>> BEGIN Data section

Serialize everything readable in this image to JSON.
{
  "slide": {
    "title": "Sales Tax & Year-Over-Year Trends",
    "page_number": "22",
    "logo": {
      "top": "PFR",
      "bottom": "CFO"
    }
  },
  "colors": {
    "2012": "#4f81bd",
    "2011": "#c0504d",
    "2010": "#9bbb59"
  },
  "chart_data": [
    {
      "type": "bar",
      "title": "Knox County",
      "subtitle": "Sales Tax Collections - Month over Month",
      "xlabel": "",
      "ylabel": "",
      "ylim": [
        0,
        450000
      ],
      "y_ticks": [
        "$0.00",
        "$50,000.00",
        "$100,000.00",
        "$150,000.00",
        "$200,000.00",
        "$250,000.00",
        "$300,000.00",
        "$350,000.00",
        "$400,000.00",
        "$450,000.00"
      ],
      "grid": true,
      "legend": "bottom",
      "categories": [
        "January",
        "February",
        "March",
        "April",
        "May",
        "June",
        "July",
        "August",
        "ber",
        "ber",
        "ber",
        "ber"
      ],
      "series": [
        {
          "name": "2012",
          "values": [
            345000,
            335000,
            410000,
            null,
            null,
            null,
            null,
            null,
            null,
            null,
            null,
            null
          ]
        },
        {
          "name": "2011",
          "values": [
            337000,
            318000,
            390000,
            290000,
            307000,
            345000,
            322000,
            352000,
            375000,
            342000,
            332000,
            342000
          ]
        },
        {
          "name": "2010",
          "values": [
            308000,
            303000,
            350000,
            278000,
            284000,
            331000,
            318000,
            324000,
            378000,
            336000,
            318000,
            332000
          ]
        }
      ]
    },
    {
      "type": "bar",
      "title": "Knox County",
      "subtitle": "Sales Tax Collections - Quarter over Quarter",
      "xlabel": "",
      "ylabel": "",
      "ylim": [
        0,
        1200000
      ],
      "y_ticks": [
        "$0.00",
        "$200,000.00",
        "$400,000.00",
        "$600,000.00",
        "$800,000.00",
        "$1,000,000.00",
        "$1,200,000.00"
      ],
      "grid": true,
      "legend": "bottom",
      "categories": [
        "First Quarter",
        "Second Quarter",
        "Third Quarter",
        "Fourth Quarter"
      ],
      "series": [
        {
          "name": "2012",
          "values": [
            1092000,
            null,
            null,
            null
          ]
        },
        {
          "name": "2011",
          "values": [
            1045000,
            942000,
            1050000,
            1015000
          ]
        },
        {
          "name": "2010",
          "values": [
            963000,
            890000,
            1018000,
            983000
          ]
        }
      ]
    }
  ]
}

>> END Data section

__Problem to solve__. Copy every line above in which the string "Sales" shows up.

__Response to the exercise__.
    "title": "Sales Tax & Year-Over-Year Trends",
      "subtitle": "Sales Tax Collections - Month over Month",
      "subtitle": "Sales Tax Collections - Quarter over Quarter",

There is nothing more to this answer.